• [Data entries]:
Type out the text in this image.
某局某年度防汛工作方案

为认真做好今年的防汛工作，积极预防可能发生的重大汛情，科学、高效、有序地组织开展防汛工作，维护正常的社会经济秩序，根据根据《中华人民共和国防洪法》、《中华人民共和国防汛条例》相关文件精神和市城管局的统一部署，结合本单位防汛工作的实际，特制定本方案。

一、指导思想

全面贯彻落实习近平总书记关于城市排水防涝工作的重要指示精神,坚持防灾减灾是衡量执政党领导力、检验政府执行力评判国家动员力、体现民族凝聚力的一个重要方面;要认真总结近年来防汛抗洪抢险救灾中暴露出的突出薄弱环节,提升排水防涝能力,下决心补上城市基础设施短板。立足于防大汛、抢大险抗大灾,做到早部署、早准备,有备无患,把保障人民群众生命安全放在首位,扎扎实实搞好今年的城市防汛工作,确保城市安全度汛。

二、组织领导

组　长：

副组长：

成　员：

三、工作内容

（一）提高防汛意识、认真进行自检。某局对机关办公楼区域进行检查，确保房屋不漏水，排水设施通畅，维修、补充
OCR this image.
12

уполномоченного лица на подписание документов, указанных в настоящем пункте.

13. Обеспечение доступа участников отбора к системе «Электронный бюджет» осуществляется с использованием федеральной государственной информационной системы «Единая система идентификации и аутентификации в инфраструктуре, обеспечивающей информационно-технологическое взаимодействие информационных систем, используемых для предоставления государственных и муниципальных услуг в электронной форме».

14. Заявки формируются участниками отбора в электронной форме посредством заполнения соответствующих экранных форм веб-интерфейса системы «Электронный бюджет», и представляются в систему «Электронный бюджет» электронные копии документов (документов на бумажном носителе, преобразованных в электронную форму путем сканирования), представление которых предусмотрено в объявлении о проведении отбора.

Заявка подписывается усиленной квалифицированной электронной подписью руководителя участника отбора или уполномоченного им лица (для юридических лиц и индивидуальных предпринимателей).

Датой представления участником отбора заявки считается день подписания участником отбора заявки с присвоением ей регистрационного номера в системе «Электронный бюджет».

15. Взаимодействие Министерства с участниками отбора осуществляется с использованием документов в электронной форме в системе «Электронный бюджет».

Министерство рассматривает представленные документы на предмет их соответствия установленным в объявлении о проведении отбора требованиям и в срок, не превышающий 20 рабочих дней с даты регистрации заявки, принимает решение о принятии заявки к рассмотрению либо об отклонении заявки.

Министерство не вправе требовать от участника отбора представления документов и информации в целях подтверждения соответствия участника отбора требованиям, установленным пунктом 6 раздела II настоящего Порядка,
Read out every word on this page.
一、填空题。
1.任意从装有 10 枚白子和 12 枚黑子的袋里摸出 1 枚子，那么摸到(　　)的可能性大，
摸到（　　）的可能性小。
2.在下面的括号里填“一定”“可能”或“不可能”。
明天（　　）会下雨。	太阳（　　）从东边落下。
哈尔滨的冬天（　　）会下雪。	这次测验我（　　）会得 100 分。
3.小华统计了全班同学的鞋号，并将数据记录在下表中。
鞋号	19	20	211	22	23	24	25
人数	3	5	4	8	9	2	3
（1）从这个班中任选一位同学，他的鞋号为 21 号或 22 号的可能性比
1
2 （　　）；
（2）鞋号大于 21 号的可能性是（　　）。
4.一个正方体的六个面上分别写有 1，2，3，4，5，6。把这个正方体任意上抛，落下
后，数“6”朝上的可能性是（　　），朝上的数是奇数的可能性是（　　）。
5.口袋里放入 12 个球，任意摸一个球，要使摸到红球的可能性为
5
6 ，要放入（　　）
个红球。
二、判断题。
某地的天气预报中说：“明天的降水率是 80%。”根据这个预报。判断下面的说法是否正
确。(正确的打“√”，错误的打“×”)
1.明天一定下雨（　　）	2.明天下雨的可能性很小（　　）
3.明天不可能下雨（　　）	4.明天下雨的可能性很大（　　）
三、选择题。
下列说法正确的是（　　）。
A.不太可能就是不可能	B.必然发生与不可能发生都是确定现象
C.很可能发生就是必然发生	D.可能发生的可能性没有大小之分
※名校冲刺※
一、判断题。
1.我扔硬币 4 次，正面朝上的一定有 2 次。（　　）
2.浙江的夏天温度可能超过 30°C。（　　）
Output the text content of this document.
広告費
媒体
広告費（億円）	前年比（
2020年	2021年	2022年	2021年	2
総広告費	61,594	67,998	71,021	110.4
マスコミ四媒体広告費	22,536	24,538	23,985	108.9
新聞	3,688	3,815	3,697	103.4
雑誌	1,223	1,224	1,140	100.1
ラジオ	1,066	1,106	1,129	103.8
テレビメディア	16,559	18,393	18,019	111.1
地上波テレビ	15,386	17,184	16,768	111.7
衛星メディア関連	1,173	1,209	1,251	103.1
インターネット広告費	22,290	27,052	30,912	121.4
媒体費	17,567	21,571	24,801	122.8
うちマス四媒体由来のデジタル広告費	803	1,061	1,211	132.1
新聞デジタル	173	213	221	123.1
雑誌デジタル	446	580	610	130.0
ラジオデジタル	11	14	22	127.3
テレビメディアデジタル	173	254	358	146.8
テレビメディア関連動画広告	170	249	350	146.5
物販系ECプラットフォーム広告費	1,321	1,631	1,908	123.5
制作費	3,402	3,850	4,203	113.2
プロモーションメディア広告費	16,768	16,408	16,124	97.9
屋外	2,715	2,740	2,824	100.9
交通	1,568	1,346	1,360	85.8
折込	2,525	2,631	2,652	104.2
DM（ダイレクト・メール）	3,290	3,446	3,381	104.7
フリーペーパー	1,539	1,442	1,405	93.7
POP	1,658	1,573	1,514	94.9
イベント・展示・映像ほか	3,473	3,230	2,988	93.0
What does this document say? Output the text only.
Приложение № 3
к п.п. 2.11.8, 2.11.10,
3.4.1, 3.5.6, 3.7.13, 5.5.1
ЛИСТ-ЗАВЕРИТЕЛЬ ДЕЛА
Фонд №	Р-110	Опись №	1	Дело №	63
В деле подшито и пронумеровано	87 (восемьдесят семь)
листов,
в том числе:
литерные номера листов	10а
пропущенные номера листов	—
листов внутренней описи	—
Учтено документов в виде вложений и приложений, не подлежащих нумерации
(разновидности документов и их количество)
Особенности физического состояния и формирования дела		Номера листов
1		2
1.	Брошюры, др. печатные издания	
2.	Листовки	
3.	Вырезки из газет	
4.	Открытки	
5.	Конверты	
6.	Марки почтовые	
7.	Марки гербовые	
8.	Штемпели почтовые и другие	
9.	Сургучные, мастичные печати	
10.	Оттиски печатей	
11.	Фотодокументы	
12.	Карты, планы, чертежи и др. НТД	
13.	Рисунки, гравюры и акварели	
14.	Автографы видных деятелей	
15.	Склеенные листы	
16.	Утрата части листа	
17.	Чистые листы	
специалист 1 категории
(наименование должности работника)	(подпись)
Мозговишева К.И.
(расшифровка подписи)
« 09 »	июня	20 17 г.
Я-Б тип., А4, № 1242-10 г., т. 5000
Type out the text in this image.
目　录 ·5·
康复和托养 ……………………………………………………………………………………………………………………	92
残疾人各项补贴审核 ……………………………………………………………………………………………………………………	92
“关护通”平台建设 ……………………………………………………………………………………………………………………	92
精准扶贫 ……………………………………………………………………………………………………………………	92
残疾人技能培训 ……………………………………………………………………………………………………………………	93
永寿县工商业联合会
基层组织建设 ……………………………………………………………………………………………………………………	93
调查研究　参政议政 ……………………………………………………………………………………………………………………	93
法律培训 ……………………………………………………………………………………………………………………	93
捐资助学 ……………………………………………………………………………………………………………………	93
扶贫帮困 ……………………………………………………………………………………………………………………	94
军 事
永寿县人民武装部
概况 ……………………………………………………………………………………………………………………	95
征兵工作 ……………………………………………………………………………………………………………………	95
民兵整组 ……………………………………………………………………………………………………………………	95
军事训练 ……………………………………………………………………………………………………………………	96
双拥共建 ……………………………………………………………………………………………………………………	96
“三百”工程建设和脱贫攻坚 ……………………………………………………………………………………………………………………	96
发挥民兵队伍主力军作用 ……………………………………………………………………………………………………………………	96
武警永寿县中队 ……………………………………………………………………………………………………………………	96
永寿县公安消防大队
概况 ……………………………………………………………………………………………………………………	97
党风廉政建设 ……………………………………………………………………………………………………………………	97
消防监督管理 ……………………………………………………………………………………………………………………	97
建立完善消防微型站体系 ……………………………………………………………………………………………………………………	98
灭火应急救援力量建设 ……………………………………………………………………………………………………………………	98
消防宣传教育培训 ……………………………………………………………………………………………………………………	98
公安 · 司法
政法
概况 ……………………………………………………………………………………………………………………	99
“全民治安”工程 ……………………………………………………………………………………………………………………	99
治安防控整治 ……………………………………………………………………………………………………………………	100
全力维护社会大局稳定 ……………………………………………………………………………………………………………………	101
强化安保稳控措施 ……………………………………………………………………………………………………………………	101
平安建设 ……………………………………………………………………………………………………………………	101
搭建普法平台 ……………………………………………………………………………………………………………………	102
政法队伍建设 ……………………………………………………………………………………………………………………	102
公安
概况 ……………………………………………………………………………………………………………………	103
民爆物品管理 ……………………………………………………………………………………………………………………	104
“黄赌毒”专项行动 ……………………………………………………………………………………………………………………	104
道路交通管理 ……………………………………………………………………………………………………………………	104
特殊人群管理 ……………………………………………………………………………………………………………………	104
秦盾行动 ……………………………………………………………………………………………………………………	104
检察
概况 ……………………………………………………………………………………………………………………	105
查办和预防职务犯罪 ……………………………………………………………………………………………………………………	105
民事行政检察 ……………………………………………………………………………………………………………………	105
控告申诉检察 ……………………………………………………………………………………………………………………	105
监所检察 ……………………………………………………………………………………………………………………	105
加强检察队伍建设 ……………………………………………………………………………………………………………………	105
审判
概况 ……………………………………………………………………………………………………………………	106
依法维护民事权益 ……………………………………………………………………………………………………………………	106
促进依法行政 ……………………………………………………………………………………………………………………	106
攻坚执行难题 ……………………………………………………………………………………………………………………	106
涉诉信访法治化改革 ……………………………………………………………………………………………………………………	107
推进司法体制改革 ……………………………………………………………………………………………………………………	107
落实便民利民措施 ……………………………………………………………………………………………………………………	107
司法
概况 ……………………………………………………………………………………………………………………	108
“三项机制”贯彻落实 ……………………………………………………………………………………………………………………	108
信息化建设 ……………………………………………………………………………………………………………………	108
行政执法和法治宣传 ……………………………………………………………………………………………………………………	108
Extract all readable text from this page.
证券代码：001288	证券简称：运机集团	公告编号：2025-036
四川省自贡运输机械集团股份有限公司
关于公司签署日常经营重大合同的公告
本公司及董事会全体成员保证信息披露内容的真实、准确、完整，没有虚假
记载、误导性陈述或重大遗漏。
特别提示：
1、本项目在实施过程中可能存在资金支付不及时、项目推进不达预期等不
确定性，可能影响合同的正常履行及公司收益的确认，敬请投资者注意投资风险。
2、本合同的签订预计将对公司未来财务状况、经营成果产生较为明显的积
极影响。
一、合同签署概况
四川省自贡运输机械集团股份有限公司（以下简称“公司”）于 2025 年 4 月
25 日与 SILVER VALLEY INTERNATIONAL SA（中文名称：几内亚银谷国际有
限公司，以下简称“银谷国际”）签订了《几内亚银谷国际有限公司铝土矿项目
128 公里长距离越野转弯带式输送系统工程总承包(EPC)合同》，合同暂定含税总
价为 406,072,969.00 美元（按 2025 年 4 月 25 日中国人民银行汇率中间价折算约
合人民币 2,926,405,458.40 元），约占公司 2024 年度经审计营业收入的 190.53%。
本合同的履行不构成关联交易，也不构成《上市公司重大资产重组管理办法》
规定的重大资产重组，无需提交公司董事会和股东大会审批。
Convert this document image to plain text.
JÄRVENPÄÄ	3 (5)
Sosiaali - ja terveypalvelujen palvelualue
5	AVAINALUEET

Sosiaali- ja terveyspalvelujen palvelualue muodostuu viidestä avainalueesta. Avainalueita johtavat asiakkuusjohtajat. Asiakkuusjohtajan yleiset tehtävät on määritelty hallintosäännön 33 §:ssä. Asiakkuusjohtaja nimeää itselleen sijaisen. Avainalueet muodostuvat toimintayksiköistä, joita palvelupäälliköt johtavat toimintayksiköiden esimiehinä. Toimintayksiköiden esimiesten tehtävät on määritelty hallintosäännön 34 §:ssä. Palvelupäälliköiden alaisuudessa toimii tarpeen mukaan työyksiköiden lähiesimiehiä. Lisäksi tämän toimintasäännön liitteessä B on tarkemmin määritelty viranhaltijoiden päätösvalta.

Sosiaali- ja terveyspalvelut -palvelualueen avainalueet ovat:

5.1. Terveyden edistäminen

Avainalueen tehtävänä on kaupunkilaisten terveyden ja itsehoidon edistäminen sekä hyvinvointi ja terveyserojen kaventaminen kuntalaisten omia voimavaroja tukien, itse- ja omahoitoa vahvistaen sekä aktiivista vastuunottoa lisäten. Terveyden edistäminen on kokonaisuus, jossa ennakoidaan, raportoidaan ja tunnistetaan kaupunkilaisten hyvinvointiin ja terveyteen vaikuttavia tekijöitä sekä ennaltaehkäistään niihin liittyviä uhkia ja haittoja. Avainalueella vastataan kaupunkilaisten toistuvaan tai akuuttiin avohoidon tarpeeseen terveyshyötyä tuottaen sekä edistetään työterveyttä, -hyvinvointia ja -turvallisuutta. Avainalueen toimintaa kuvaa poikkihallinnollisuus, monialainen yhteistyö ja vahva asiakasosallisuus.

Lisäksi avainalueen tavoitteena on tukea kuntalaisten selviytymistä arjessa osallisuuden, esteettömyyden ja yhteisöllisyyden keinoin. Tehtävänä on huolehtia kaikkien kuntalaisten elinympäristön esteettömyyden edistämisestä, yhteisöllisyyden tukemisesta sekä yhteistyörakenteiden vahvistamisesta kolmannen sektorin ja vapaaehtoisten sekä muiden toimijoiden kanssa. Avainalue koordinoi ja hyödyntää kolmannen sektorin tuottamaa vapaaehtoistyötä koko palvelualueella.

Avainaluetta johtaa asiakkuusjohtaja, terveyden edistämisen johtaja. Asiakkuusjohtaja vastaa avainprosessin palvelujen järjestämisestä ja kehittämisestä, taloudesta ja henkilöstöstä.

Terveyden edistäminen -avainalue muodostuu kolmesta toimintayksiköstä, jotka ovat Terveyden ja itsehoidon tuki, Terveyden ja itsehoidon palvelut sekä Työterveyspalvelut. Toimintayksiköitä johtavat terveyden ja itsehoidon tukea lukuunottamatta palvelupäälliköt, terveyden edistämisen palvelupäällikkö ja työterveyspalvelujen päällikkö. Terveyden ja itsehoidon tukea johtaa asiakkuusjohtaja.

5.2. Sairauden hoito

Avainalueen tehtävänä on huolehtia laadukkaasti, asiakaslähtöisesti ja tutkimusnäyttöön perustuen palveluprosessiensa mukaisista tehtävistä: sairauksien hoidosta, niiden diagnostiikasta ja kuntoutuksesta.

• [Stated task]: Every line of the listing that holds "四川省自贡运输机械集团股份有限公司" should be found and copied.

• [Result]:
四川省自贡运输机械集团股份有限公司
四川省自贡运输机械集团股份有限公司（以下简称“公司”）于 2025 年 4 月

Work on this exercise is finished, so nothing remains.